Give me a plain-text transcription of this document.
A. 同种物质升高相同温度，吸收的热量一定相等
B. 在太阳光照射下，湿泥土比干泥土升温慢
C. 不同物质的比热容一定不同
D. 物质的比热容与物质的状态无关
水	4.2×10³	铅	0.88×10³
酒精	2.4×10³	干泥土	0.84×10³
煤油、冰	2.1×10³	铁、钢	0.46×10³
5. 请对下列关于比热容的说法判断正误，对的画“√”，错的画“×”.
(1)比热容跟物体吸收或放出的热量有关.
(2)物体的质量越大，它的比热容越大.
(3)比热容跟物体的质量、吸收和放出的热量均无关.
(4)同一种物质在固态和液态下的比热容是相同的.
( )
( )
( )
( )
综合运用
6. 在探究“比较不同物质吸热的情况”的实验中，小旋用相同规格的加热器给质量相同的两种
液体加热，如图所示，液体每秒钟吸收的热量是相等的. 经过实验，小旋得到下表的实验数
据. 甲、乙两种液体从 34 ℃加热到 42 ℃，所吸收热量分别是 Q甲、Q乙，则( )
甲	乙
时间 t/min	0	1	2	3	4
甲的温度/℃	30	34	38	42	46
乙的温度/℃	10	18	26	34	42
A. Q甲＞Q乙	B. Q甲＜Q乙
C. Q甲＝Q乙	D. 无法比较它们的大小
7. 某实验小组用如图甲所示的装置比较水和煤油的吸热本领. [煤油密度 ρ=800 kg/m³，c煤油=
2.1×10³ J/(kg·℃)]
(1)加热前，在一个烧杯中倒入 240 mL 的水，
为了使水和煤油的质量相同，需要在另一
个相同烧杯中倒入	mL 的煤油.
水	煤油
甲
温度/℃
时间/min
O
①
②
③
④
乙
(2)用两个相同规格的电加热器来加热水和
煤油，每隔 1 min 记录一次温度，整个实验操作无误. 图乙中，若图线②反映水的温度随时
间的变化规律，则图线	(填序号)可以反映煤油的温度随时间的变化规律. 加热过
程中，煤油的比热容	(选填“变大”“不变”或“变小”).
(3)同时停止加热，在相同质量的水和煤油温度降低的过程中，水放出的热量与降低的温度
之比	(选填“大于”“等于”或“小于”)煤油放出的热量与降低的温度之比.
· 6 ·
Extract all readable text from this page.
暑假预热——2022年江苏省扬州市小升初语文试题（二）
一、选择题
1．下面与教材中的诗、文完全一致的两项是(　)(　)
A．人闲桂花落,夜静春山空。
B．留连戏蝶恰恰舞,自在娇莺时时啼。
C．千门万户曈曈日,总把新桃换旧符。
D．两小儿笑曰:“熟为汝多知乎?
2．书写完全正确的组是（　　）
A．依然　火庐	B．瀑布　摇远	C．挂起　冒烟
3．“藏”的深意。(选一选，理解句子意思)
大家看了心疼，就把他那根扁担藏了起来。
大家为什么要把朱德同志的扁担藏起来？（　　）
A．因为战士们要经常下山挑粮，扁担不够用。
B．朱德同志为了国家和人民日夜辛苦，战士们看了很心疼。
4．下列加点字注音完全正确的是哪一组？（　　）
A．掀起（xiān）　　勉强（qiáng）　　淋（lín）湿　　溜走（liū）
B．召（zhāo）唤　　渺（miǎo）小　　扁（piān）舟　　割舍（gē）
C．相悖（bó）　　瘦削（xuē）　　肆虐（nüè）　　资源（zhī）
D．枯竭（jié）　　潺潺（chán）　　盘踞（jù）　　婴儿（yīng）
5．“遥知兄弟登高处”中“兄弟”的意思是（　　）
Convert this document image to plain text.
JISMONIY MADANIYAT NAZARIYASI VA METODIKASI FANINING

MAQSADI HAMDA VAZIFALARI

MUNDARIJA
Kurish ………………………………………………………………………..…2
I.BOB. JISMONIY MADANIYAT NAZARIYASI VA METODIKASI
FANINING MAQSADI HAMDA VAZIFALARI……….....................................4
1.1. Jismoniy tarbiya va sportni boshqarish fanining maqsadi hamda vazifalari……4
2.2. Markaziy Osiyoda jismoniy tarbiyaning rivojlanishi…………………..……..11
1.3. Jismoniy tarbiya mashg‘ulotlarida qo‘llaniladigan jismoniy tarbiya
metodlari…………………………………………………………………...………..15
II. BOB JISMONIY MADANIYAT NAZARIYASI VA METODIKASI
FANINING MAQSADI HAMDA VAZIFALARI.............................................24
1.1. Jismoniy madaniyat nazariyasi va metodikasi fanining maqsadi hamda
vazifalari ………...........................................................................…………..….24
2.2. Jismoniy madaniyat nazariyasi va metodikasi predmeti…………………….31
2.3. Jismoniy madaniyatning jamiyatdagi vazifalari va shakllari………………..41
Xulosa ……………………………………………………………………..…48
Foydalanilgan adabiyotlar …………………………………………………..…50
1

----------

REQUIRED TASK:
Return the line that contains "Extract all readable text from this page." along with every line after it through the end of the entries, exactly, adding nothing.

SOLUTION TO THIS PROBLEM:
Extract all readable text from this page.
暑假预热——2022年江苏省扬州市小升初语文试题（二）
一、选择题
1．下面与教材中的诗、文完全一致的两项是(　)(　)
A．人闲桂花落,夜静春山空。
B．留连戏蝶恰恰舞,自在娇莺时时啼。
C．千门万户曈曈日,总把新桃换旧符。
D．两小儿笑曰:“熟为汝多知乎?
2．书写完全正确的组是（　　）
A．依然　火庐	B．瀑布　摇远	C．挂起　冒烟
3．“藏”的深意。(选一选，理解句子意思)
大家看了心疼，就把他那根扁担藏了起来。
大家为什么要把朱德同志的扁担藏起来？（　　）
A．因为战士们要经常下山挑粮，扁担不够用。
B．朱德同志为了国家和人民日夜辛苦，战士们看了很心疼。
4．下列加点字注音完全正确的是哪一组？（　　）
A．掀起（xiān）　　勉强（qiáng）　　淋（lín）湿　　溜走（liū）
B．召（zhāo）唤　　渺（miǎo）小　　扁（piān）舟　　割舍（gē）
C．相悖（bó）　　瘦削（xuē）　　肆虐（nüè）　　资源（zhī）
D．枯竭（jié）　　潺潺（chán）　　盘踞（jù）　　婴儿（yīng）
5．“遥知兄弟登高处”中“兄弟”的意思是（　　）
Convert this document image to plain text.
JISMONIY MADANIYAT NAZARIYASI VA METODIKASI FANINING

MAQSADI HAMDA VAZIFALARI

MUNDARIJA
Kurish ………………………………………………………………………..…2
I.BOB. JISMONIY MADANIYAT NAZARIYASI VA METODIKASI
FANINING MAQSADI HAMDA VAZIFALARI……….....................................4
1.1. Jismoniy tarbiya va sportni boshqarish fanining maqsadi hamda vazifalari……4
2.2. Markaziy Osiyoda jismoniy tarbiyaning rivojlanishi…………………..……..11
1.3. Jismoniy tarbiya mashg‘ulotlarida qo‘llaniladigan jismoniy tarbiya
metodlari…………………………………………………………………...………..15
II. BOB JISMONIY MADANIYAT NAZARIYASI VA METODIKASI
FANINING MAQSADI HAMDA VAZIFALARI.............................................24
1.1. Jismoniy madaniyat nazariyasi va metodikasi fanining maqsadi hamda
vazifalari ………...........................................................................…………..….24
2.2. Jismoniy madaniyat nazariyasi va metodikasi predmeti…………………….31
2.3. Jismoniy madaniyatning jamiyatdagi vazifalari va shakllari………………..41
Xulosa ……………………………………………………………………..…48
Foydalanilgan adabiyotlar …………………………………………………..…50
1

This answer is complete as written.